** Begin **
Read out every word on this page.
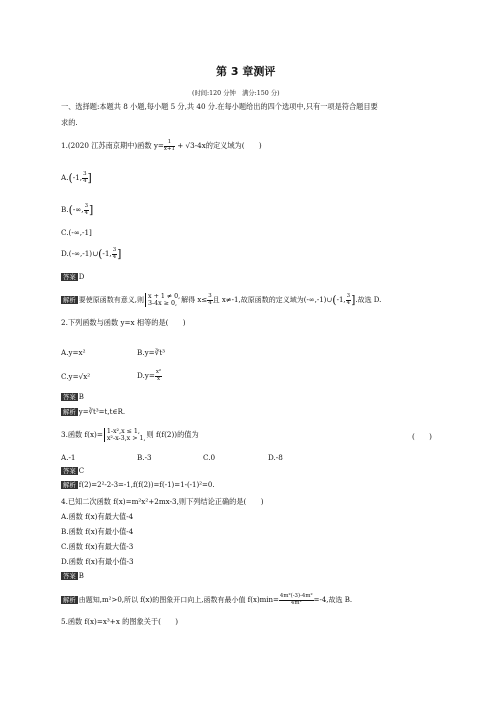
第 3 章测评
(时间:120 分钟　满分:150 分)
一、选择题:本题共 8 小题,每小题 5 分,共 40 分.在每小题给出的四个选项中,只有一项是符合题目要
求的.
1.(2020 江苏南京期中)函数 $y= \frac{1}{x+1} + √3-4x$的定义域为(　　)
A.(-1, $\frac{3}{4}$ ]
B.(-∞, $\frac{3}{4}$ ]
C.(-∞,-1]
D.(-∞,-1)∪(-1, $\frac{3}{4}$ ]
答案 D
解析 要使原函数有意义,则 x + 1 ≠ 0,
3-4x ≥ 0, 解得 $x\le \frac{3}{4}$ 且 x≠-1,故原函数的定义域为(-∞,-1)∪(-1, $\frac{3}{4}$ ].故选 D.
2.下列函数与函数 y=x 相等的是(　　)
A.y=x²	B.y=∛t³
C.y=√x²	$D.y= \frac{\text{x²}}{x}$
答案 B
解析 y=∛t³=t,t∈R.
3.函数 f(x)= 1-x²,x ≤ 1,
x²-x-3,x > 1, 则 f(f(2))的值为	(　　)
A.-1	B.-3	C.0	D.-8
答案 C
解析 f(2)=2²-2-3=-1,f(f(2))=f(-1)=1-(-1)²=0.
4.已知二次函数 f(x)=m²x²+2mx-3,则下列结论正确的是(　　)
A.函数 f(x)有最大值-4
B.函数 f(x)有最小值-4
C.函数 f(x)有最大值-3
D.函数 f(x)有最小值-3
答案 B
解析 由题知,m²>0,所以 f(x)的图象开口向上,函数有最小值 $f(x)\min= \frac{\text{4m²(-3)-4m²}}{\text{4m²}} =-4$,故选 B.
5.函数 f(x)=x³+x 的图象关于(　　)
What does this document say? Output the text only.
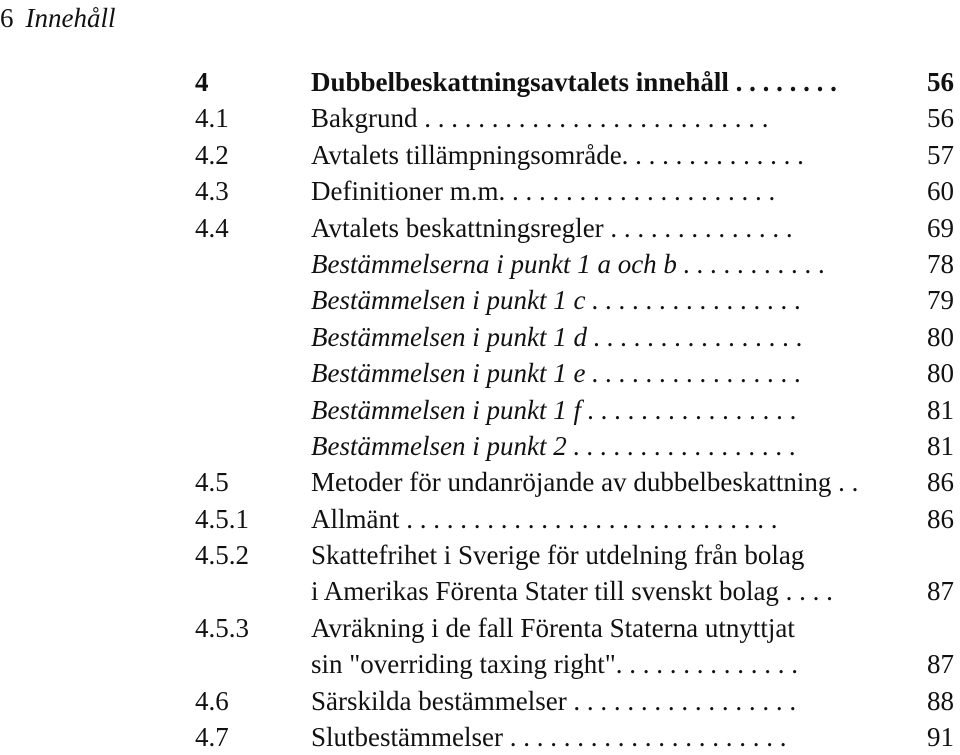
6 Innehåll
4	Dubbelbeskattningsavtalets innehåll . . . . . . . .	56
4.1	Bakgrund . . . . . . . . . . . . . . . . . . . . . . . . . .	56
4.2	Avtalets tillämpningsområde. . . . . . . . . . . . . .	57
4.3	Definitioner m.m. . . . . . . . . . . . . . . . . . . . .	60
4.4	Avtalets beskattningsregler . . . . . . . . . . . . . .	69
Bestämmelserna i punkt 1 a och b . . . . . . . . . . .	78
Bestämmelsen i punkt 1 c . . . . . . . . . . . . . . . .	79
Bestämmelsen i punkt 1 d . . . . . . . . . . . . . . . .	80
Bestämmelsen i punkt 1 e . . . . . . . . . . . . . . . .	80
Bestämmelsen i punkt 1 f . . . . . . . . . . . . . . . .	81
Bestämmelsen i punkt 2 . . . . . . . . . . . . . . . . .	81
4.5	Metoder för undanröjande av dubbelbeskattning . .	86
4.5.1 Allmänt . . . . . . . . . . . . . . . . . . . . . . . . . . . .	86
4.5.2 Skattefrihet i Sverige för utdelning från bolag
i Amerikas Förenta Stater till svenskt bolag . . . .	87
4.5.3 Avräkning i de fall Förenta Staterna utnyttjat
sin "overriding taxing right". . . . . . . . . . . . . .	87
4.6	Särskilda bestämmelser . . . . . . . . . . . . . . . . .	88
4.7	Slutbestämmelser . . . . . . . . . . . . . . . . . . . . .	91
** End **
■ Written problem ■
Search the entries for the word "frac" and copy every line that has it.

■ Reply ■
1.(2020 江苏南京期中)函数 $y= \frac{1}{x+1} + √3-4x$的定义域为(　　)
A.(-1, $\frac{3}{4}$ ]
B.(-∞, $\frac{3}{4}$ ]
D.(-∞,-1)∪(-1, $\frac{3}{4}$ ]
3-4x ≥ 0, 解得 $x\le \frac{3}{4}$ 且 x≠-1,故原函数的定义域为(-∞,-1)∪(-1, $\frac{3}{4}$ ].故选 D.
C.y=√x²	$D.y= \frac{\text{x²}}{x}$
解析 由题知,m²>0,所以 f(x)的图象开口向上,函数有最小值 $f(x)\min= \frac{\text{4m²(-3)-4m²}}{\text{4m²}} =-4$,故选 B.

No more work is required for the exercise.